# TO BE DONE:
(a) From the CargoWise overview below, list every use of CargoWise that it names under "What CargoWise is used for:".
(b) Please rewrite the stretch of the CargoWise overview from "CargoWise is a" through "ocean, and road)", putting "suite" in place of "platform".

Cargowise ERP Data Ingestion

Cargowise ERP Data Ingestion

CargoWise is a comprehensive end-to-end ERP platform for the logistics, freight forwarding, and supply chain industries. It integrates core operational, financial, and compliance processes into a single system, so companies don’t have to work with multiple disconnected tools.

 

What CargoWise is used for:

  • Freight forwarding operations (air, ocean, and road)
  • Customs and compliance management
  • Warehouse and transport management
  • Accounting and financial control
  • Billing, invoicing, and cost management
  • Shipment tracking and visibility
  • Document management and automation

 

Why companies use CargoWise:

  • It centralises data across departments and geographies
  • It automates logistics workflows
  • It supports regulatory compliance across markets
  • It improves operational efficiency, accuracy, and visibility
  • It enables multi-currency, multi-language, and multi-company capabilities for global operations

 

In short, CargoWise is often chosen as the main operational system for logistics companies, providing control and visibility across the supply chain.

 

 

Cargowise as a Data Source

 

Here at ClearPeaks we’ve worked with CargoWise as a data source. It runs on a highly transactional relational database designed to support real-time, day-to-day logistics operations.

# SUPPLIED MATERIAL:
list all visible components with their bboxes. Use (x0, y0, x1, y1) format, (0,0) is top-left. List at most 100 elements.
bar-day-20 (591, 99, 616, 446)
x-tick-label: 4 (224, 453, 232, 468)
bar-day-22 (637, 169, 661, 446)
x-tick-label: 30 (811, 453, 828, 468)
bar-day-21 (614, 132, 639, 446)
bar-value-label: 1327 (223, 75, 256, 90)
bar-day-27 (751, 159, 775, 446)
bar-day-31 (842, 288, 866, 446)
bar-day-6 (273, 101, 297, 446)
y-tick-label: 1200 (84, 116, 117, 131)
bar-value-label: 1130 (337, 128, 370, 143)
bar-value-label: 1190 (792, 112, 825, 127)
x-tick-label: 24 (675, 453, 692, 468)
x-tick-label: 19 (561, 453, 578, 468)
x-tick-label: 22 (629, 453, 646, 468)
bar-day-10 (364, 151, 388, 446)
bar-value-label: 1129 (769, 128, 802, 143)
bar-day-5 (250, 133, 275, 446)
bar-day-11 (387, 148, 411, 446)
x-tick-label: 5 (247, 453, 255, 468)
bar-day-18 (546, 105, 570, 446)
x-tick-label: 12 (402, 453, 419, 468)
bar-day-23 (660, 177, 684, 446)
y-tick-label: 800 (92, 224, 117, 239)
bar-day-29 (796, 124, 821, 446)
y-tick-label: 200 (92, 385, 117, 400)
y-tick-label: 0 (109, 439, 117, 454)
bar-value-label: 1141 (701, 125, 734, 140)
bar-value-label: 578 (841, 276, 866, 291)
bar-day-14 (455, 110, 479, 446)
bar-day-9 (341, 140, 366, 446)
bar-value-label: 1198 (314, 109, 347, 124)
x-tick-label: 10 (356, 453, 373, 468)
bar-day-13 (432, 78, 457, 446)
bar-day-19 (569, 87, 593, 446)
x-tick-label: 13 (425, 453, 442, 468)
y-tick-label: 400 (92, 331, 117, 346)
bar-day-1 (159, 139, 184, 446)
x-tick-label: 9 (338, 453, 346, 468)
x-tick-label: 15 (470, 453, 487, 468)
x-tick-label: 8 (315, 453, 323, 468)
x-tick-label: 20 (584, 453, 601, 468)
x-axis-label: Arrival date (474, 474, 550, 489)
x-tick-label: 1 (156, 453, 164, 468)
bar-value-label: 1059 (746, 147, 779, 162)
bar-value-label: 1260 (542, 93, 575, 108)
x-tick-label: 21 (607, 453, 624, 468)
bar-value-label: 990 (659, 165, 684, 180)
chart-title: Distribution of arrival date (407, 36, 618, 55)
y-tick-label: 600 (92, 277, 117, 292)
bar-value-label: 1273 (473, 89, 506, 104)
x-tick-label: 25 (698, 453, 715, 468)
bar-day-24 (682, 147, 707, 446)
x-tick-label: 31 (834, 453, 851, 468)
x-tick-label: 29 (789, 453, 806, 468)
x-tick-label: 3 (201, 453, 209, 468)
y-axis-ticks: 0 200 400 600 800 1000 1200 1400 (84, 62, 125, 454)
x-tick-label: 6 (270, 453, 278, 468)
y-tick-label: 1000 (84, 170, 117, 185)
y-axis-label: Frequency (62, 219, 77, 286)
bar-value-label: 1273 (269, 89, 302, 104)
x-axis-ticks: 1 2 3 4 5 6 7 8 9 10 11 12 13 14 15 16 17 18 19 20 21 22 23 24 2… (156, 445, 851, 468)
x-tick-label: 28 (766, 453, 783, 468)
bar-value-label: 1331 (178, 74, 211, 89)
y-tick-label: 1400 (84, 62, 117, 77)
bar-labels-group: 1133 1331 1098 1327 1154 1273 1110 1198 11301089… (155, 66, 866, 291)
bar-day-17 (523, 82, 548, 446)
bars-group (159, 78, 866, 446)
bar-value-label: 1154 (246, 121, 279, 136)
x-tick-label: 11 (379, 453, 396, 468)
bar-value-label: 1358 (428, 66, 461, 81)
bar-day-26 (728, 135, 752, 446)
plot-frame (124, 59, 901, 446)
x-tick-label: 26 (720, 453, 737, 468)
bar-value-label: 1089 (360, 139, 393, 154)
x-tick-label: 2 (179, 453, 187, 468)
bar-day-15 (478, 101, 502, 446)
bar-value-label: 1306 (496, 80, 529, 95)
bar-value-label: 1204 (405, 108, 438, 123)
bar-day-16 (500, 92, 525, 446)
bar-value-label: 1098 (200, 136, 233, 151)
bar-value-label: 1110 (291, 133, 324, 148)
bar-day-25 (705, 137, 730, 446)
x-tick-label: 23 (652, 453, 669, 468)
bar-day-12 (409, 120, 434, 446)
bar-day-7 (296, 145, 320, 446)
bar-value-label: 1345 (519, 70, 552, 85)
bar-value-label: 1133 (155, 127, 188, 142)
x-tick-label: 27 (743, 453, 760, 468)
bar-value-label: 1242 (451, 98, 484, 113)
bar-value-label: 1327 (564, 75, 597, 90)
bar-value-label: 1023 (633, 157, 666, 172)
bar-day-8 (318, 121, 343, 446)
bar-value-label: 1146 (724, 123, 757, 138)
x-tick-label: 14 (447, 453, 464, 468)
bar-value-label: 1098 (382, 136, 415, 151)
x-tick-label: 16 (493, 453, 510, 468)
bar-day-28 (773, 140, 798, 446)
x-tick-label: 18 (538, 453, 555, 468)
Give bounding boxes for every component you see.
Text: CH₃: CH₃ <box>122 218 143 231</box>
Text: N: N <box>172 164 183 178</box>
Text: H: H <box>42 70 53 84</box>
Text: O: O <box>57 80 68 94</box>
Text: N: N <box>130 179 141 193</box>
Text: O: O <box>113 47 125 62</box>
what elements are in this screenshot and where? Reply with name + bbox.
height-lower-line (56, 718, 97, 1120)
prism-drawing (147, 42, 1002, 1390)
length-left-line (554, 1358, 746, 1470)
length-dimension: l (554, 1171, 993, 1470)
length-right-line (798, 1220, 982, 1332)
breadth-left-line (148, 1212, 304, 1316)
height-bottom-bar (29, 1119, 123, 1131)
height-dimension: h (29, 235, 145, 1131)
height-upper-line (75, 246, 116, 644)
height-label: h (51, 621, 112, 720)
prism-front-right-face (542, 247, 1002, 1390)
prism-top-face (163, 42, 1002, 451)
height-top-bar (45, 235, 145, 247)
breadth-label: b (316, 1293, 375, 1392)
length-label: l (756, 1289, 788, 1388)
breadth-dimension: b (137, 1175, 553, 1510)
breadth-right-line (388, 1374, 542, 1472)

# SOLUTIONS TO THE TASKS:
(a)
- Freight forwarding operations (air, ocean, and road)
- Customs and compliance management
- Warehouse and transport management
- Accounting and financial control
- Billing, invoicing, and cost management
- Shipment tracking and visibility
- Document management and automation

(b)
CargoWise is a comprehensive end-to-end ERP suite for the logistics, freight forwarding, and supply chain industries. It integrates core operational, financial, and compliance processes into a single system, so companies don’t have to work with multiple disconnected tools.

 

What CargoWise is used for:

  • Freight forwarding operations (air, ocean, and road)